Recorded information:
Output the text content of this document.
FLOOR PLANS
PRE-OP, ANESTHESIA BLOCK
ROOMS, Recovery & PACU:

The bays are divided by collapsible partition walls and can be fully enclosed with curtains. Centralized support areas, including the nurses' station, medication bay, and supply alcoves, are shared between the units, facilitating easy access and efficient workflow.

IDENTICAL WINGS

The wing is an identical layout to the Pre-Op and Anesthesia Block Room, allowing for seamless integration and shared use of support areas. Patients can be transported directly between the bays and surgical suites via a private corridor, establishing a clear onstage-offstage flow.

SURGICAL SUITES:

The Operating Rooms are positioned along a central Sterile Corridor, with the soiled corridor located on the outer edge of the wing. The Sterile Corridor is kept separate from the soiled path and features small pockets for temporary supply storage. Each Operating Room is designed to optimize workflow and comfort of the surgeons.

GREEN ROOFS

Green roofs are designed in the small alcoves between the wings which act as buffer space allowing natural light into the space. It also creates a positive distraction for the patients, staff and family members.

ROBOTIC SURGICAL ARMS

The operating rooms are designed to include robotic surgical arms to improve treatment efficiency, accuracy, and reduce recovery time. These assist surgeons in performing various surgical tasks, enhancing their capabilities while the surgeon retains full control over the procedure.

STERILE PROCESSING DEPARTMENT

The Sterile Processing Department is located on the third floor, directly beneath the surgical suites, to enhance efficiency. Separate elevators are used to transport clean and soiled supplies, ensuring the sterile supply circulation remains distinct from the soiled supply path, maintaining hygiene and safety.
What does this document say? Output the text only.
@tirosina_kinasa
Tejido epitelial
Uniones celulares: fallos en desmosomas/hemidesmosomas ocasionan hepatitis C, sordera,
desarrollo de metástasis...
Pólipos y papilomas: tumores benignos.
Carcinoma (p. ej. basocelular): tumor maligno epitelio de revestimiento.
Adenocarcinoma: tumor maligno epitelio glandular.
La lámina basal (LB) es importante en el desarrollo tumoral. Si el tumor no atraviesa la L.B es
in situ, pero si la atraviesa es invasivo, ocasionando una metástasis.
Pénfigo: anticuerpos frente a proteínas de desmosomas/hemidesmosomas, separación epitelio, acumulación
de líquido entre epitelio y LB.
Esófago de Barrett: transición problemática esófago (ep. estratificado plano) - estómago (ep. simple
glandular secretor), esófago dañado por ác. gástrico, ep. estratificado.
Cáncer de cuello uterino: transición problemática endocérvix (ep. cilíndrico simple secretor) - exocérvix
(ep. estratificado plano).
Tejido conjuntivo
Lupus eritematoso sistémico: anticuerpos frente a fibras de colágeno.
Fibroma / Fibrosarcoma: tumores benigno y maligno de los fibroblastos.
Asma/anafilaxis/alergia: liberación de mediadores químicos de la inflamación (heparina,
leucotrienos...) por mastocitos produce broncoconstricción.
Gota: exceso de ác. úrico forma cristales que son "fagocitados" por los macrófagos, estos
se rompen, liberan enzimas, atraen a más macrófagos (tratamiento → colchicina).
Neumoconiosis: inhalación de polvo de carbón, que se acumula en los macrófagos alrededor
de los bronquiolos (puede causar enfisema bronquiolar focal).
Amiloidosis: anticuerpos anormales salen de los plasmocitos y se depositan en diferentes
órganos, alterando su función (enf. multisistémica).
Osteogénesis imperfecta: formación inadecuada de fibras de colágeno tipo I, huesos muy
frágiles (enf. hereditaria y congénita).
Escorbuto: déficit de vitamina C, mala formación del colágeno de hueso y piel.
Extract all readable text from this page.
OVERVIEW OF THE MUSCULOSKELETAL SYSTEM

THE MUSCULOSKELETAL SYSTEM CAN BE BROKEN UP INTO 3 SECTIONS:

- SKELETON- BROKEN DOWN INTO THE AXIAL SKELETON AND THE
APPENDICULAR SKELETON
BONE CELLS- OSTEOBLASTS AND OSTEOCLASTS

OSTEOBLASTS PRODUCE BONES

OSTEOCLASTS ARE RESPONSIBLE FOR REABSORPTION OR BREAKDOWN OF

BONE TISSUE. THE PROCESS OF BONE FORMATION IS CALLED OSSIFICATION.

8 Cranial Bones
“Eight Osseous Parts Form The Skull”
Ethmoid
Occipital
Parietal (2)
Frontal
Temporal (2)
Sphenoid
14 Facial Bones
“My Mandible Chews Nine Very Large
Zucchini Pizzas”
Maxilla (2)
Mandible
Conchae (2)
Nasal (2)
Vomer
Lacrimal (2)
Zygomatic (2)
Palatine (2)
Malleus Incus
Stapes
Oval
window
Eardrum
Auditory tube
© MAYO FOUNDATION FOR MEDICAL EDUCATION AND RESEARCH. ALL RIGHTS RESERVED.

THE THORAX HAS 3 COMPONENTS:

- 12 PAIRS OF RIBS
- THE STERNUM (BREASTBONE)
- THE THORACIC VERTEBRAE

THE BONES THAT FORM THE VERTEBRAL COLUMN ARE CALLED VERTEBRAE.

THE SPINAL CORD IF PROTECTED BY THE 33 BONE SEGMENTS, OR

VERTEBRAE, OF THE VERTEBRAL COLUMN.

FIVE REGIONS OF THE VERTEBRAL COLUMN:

What the task asks:
Where the string "maligno" shows up in the listing above, copy the line that holds it.

Written response:
Carcinoma (p. ej. basocelular): tumor maligno epitelio de revestimiento.
Adenocarcinoma: tumor maligno epitelio glandular.
Fibroma / Fibrosarcoma: tumores benigno y maligno de los fibroblastos.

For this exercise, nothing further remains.